▶ **WHAT YOU NEED TO DO**
1 > Copy everything in the Python crash course from "The first step" down to "easy to use." word for word.
2 > Carry on the Python crash course from the point where it stops.

>> Start ARTICLE

Python Crash Course

Ondrej Lexa 2017

Hello! This is a quick intro to programming in Python to help you hit the ground running with the Advanced Structural Geology.

Why Python ?

Python is a modern, general-purpose, object-oriented, high-level programming language. It is the programming language of choice for many scientists to a large degree because it offers a great deal of power to analyze and model scientific data with relatively little overhead in terms of learning, installation or development time. It is a language you can pick up in a weekend, and use for the rest of one's life.

General characteristics of Python

  • clean and simple language: Easy-to-read and intuitive code, easy-to-learn minimalistic syntax, maintainability scales well with size of projects.
  • expressive language: Fewer lines of code, fewer bugs, easier to maintain.

Advantages

  • The main advantage is ease of programming, minimizing the time required to develop, debug and maintain the code.
  • Well designed language that encourage many good programming practices:
    • Modular and object-oriented programming, good system for packaging and re-use of code. This often results in more transparent, maintainable and bug-free code.
    • Documentation tightly integrated with the code.
  • A large standard library, and a large collection of add-on packages.

The first step in using Python for Stress and strain analyses in geology is to get Python installed w/ the appropriate scientific dependencies.

Installation

Configuration of Python for scientific computing has historically been a huge pain, but recently has gotten a whole lot easier with the advent of two scientific distributions for Python that come with package managers: Canopy by Enthought, and Anaconda by Continuum Analytics. I have used Anaconda extensively, and find it a little easier because it's lighter-weight and is self-contained: it stays in a folder where you place it, doesn't touch the system Python, and doesn't require root/sudo access to install or modify packages. This means it's easy to place on shared computing resources. Best of all, it uses a package manager called conda that is extremely easy to use.

Which one to choose ?

>> End ARTICLE
>> Start STORED RECORDS

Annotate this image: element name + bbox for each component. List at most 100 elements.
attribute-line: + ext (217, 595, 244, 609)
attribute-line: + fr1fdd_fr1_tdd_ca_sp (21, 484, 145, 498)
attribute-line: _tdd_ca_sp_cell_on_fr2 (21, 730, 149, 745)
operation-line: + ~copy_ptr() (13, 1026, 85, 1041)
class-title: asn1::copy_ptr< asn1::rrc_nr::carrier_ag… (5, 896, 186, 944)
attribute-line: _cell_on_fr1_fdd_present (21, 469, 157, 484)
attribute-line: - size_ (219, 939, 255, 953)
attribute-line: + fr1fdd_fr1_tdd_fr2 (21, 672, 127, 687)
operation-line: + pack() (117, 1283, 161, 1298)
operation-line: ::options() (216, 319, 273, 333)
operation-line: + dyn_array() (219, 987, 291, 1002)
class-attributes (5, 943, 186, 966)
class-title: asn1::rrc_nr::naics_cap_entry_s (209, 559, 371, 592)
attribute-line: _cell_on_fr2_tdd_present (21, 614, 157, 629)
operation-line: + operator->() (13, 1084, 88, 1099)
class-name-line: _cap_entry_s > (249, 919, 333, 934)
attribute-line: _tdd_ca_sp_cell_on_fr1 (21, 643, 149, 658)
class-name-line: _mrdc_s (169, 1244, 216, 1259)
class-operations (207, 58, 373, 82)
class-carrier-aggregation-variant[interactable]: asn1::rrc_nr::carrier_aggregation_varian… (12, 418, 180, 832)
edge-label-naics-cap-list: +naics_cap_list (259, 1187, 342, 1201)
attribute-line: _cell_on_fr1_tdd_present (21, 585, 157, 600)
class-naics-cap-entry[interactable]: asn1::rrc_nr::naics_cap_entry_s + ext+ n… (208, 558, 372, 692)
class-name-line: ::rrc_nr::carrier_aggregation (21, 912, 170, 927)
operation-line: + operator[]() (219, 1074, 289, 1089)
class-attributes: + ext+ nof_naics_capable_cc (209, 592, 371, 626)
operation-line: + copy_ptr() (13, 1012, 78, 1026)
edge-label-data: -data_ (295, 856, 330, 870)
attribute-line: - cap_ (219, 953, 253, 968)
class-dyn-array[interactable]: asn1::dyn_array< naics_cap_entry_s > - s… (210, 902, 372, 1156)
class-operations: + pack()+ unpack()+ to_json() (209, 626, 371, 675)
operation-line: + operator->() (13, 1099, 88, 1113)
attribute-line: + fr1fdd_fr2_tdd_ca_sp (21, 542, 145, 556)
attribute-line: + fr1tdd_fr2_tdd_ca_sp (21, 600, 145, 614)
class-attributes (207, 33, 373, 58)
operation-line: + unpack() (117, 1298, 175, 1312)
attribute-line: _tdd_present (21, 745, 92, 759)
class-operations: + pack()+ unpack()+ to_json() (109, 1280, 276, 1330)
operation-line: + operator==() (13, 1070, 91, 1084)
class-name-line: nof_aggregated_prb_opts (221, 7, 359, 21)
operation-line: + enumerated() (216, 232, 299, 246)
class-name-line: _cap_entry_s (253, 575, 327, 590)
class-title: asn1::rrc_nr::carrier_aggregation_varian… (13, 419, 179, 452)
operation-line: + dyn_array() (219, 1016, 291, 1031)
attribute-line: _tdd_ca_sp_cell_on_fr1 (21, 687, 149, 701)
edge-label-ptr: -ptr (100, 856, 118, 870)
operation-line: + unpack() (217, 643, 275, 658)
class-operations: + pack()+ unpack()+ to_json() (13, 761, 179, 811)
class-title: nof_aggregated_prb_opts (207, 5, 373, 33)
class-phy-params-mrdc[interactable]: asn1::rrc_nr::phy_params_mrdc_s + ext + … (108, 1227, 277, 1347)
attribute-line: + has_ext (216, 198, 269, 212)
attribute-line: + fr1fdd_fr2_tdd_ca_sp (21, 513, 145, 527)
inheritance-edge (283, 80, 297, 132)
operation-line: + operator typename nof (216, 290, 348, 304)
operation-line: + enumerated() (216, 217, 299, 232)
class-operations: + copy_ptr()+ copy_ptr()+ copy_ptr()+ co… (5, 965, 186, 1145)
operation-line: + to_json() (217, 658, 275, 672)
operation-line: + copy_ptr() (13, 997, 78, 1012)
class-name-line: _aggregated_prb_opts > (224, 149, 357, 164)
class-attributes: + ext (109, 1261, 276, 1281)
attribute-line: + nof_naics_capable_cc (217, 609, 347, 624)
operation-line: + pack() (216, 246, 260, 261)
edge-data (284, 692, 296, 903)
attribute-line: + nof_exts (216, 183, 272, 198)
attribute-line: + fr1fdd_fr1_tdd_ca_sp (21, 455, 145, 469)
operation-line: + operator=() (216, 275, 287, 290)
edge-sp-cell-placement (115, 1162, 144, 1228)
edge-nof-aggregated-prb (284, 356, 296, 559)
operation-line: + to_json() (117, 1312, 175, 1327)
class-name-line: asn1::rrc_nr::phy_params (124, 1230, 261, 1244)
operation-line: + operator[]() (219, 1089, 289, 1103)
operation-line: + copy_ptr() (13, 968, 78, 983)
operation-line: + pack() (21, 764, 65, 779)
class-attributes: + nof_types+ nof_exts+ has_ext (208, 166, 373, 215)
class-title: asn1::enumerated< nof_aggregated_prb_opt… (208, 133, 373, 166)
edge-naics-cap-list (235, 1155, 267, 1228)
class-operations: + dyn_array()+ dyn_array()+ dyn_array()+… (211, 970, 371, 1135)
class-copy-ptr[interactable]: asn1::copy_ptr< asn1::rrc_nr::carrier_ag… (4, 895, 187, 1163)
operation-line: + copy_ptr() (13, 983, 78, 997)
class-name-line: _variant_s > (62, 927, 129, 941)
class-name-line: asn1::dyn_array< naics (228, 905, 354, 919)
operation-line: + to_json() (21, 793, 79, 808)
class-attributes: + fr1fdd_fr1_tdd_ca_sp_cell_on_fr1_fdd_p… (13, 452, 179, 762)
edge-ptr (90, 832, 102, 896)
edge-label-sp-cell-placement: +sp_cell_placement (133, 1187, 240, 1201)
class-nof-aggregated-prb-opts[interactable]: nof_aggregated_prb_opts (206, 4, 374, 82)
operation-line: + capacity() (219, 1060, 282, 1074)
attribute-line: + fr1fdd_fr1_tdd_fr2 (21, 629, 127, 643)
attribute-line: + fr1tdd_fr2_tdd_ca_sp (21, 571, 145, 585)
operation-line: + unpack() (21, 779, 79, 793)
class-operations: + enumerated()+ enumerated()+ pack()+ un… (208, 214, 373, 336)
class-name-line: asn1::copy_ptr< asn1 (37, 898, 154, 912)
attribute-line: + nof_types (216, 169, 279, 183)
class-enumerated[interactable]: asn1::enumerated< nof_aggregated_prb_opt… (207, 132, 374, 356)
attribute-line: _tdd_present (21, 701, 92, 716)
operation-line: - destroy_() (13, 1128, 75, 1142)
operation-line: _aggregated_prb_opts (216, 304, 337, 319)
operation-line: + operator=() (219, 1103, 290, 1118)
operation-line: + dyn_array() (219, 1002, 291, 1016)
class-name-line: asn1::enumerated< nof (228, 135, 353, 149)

>> End STORED RECORDS

▶ **RESPONSES BY TASK**
1 >
The first step in using Python for Stress and strain analyses in geology is to get Python installed w/ the appropriate scientific dependencies.

Installation

Configuration of Python for scientific computing has historically been a huge pain, but recently has gotten a whole lot easier with the advent of two scientific distributions for Python that come with package managers: Canopy by Enthought, and Anaconda by Continuum Analytics. I have used Anaconda extensively, and find it a little easier because it's lighter-weight and is self-contained: it stays in a folder where you place it, doesn't touch the system Python, and doesn't require root/sudo access to install or modify packages. This means it's easy to place on shared computing resources. Best of all, it uses a package manager called conda that is extremely easy to use.

2 >
This guide will deal exclusively with Anaconda Python. Anaconda is one of several Python distributions that provide the Python interpreter, together with a list of Python packages and sometimes other related tools, such as editors. The Anaconda Python distribution is easy to install, but other distributions provide similar functionality.

The packages provide by the Anaconda Python distribution includes all of those that we need, and for that reason we suggest to use Anaconda here.

A key part of the Anaconda Python distribution is Spyder, an interactive development environment for Python, including an editor.

Installing Anaconda Python

Installation of the Python interpreter is fairly straightforward, but installation of additional packages can be a bit tedious.

Instead, we suggest to install the Anaconda Python distribution using these installation instructions, which provides the Python interpreter itself and all packages we need.

It is available for download for Windows, OS X and Linux operating systems (and free).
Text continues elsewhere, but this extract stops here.